## Required task
Copy out every record below, word for word.

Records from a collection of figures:
———

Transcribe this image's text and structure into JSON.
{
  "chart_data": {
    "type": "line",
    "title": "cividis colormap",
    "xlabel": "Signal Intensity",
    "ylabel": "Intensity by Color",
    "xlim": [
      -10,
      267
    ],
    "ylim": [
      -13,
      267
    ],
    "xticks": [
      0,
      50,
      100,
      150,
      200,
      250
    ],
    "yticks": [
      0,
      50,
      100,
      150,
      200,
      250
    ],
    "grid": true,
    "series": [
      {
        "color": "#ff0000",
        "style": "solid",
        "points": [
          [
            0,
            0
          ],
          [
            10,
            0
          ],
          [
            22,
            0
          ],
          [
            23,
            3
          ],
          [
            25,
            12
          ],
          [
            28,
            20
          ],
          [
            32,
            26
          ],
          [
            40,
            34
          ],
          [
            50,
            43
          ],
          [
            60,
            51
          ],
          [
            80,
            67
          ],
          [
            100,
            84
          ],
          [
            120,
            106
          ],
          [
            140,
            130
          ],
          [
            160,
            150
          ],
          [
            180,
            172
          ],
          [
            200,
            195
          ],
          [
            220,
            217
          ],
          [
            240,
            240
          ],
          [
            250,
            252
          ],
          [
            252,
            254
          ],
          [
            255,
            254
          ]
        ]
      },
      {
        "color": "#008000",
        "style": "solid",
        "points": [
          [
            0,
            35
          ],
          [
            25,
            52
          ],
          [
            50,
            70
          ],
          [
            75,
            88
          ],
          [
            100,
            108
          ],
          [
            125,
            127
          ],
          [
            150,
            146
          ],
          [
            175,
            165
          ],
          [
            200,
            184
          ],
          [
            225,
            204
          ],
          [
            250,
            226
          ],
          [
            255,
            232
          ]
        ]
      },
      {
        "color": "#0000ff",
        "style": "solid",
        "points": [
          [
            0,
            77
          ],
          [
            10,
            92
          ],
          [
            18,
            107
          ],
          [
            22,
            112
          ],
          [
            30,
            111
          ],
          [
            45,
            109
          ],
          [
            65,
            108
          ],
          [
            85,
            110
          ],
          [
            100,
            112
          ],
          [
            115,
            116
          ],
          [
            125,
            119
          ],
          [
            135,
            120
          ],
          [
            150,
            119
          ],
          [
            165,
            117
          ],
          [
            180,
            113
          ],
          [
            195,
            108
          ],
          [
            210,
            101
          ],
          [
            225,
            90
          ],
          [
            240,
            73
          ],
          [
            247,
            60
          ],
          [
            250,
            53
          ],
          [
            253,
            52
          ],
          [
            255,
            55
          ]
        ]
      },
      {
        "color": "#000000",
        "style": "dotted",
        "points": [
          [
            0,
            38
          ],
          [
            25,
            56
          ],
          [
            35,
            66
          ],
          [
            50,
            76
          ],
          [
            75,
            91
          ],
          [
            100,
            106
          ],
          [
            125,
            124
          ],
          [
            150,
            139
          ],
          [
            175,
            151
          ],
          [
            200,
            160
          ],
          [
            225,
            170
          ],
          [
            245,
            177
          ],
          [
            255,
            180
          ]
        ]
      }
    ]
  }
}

———

## Result
Transcribe this image's text and structure into JSON.
{
  "chart_data": {
    "type": "line",
    "title": "cividis colormap",
    "xlabel": "Signal Intensity",
    "ylabel": "Intensity by Color",
    "xlim": [
      -10,
      267
    ],
    "ylim": [
      -13,
      267
    ],
    "xticks": [
      0,
      50,
      100,
      150,
      200,
      250
    ],
    "yticks": [
      0,
      50,
      100,
      150,
      200,
      250
    ],
    "grid": true,
    "series": [
      {
        "color": "#ff0000",
        "style": "solid",
        "points": [
          [
            0,
            0
          ],
          [
            10,
            0
          ],
          [
            22,
            0
          ],
          [
            23,
            3
          ],
          [
            25,
            12
          ],
          [
            28,
            20
          ],
          [
            32,
            26
          ],
          [
            40,
            34
          ],
          [
            50,
            43
          ],
          [
            60,
            51
          ],
          [
            80,
            67
          ],
          [
            100,
            84
          ],
          [
            120,
            106
          ],
          [
            140,
            130
          ],
          [
            160,
            150
          ],
          [
            180,
            172
          ],
          [
            200,
            195
          ],
          [
            220,
            217
          ],
          [
            240,
            240
          ],
          [
            250,
            252
          ],
          [
            252,
            254
          ],
          [
            255,
            254
          ]
        ]
      },
      {
        "color": "#008000",
        "style": "solid",
        "points": [
          [
            0,
            35
          ],
          [
            25,
            52
          ],
          [
            50,
            70
          ],
          [
            75,
            88
          ],
          [
            100,
            108
          ],
          [
            125,
            127
          ],
          [
            150,
            146
          ],
          [
            175,
            165
          ],
          [
            200,
            184
          ],
          [
            225,
            204
          ],
          [
            250,
            226
          ],
          [
            255,
            232
          ]
        ]
      },
      {
        "color": "#0000ff",
        "style": "solid",
        "points": [
          [
            0,
            77
          ],
          [
            10,
            92
          ],
          [
            18,
            107
          ],
          [
            22,
            112
          ],
          [
            30,
            111
          ],
          [
            45,
            109
          ],
          [
            65,
            108
          ],
          [
            85,
            110
          ],
          [
            100,
            112
          ],
          [
            115,
            116
          ],
          [
            125,
            119
          ],
          [
            135,
            120
          ],
          [
            150,
            119
          ],
          [
            165,
            117
          ],
          [
            180,
            113
          ],
          [
            195,
            108
          ],
          [
            210,
            101
          ],
          [
            225,
            90
          ],
          [
            240,
            73
          ],
          [
            247,
            60
          ],
          [
            250,
            53
          ],
          [
            253,
            52
          ],
          [
            255,
            55
          ]
        ]
      },
      {
        "color": "#000000",
        "style": "dotted",
        "points": [
          [
            0,
            38
          ],
          [
            25,
            56
          ],
          [
            35,
            66
          ],
          [
            50,
            76
          ],
          [
            75,
            91
          ],
          [
            100,
            106
          ],
          [
            125,
            124
          ],
          [
            150,
            139
          ],
          [
            175,
            151
          ],
          [
            200,
            160
          ],
          [
            225,
            170
          ],
          [
            245,
            177
          ],
          [
            255,
            180
          ]
        ]
      }
    ]
  }
}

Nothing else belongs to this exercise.